----- EXTRACT PROVIDED -----

With the continuous development and progress of human science and technology, petroleum resources have risen as the primary strategic material and are directly related to the economic lifeline of a country. As an important unconventional energy source, ultra-heavy oil sands are widely distributed and have huge reserves, and are an alternative energy source for the future. The ultra-heavy oil sands reservoirs are mostly low-permeability reservoirs. Nanofluid drag reduction technology is an effective process measure suitable for reservoir drag reduction in low permeability reservoirs [1].
Nanoparticles are an emerging functional material with a dimension of nanoscale (0.1–100 nm) in three-dimensional spaces. Most of the nanoparticles used in oilfield development are silicon nanoparticles, which can be used to configure nanofluids, which are a new class of fluids made from nanoparticles dispersed in a base fluid (usually water). Since the 1960s, researchers have been studying the application of nanotechnology in the petroleum industry and have made major breakthroughs. Nanofluids have a variety of uses in enhanced oil recovery [2], and the addition of stable nanofluids to the injection solution can enhance oil recovery. Nanofluids can also be used to depressurize and increase the injection of low-permeability reservoirs.
At present, most of the nanofluids used in permeation enhancement studies are prepared from hydrophobic SiO2 nanoparticles and surfactants, which are stably dispersed by physical actions [3]. Hydrophobic SiO2 nanoparticles have strong hydrophobicity, which adsorbs on the rock wall to produce a nano-scale hydrophobic adsorption layer, reducing the flow resistance and water injection pressure of the injected water. Moreover, the surface of the surface-modified hydrophobic SiO2 nanoparticles still has unsaturated residual bonds and hydroxyl groups in different bonding states. Also, the surface activity is very high, which will be firmly adsorbed on the rock surface and has strong erosion resistance, which can greatly improve the development effect of water injection.
Gao et al. [4] conducted a laboratory study on decompression and drag reduction with water-based hydrophobic nanosilica dispersions and found that hydrophobic nanomaterials can effectively improve the core permeability. The nanodispersion with a concentration of 0.1% can increase the permeability by 39%. Xiong et al. [5] found that the aqueous permeability of ultra-low permeability cores increased by 2.6 times after treatment with nanodrag reducing agents. Field tests were carried out in Jiangsu Oilfield, and the field test results showed that the nanomaterial drag reduction system had a good application effect after being applied in high-pressure under injection wells. Liu et al. [6] prepared small-size strongly adsorbed hydrophobic nanosilica particles using an in situ surface modified functional group pathway. They added dispersants to stably disperse them in water, so that the water-based nano-polysilicon fluid has a hydrophobic–hydrophilic bilayer structure with a particle size distribution of 5–8 nm. Through the core displacement test, it was found that the water injection pressure of the ultra-low permeability well could be effectively reduced, and the injection pressure was reduced by 57.42%. Suleimanov et al. [7] showed that the addition of nanoparticles to an oil displacement agent increased the efficiency of porous media by 35%, and homogeneous porous media by 17%, compared to surfactants alone.

-----

### [COMPLETE THE FOLLOWING]
1 > From the passage on nanofluids in oil recovery, write out word for word the part from "With the continuous" to "permeability reservoirs [1].".
2 > In the passage on nanofluids in oil recovery, by how much did the injection pressure drop in Liu et al.'s core displacement test?

----- RECORDS PROVIDED -----

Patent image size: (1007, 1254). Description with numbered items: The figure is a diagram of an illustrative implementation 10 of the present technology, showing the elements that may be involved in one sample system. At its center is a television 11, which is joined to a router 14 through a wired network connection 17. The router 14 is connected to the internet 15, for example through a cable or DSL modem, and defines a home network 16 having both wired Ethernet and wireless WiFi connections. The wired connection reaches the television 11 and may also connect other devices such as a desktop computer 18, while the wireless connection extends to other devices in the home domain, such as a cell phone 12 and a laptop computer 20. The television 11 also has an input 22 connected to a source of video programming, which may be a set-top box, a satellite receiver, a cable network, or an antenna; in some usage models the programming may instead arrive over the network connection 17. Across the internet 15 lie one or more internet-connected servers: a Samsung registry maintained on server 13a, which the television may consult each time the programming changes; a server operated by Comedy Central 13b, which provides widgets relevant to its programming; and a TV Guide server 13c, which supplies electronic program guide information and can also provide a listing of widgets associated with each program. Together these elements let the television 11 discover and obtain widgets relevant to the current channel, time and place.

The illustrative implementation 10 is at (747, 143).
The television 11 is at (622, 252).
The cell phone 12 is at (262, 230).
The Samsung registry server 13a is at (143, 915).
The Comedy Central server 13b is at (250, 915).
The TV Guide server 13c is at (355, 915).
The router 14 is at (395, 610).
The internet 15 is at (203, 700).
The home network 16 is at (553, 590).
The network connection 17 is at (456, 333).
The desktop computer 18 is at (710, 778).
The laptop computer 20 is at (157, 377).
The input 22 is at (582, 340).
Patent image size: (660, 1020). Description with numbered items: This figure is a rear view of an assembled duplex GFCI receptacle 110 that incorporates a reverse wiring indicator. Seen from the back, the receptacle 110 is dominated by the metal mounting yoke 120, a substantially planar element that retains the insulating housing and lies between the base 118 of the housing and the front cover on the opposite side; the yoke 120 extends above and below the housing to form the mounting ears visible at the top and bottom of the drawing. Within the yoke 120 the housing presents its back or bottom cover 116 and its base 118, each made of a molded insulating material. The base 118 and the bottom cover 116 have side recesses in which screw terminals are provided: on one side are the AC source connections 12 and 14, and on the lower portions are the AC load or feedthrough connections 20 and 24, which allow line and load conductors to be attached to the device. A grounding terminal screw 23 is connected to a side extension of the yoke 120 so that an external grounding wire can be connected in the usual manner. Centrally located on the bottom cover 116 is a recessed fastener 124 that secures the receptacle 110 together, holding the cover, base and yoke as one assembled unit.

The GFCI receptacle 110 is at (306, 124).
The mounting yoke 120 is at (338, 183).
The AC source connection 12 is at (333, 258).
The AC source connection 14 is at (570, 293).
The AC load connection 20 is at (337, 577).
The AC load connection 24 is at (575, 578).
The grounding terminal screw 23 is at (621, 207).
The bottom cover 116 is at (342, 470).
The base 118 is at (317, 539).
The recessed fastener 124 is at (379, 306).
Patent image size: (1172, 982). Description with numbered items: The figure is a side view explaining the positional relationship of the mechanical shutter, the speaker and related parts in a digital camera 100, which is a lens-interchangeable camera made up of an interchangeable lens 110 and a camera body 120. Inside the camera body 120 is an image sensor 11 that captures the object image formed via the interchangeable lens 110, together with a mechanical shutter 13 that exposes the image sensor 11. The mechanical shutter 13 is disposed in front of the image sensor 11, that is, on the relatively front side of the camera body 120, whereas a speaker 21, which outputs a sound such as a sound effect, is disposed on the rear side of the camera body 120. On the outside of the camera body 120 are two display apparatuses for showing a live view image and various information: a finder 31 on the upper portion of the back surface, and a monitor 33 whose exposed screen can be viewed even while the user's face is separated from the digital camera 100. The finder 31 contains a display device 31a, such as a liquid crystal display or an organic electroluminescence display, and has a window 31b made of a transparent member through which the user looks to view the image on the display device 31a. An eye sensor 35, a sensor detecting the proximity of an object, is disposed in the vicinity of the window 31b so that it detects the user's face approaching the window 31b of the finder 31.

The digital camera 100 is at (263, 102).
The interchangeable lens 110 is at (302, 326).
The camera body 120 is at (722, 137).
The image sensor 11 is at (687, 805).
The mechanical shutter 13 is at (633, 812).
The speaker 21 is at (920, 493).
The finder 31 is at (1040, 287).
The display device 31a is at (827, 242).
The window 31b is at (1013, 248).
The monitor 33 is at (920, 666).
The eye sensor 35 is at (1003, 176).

-----

### [TASK SOLUTIONS]
1 >
With the continuous development and progress of human science and technology, petroleum resources have risen as the primary strategic material and are directly related to the economic lifeline of a country. As an important unconventional energy source, ultra-heavy oil sands are widely distributed and have huge reserves, and are an alternative energy source for the future. The ultra-heavy oil sands reservoirs are mostly low-permeability reservoirs. Nanofluid drag reduction technology is an effective process measure suitable for reservoir drag reduction in low permeability reservoirs [1].

2 > It dropped by 57.42%.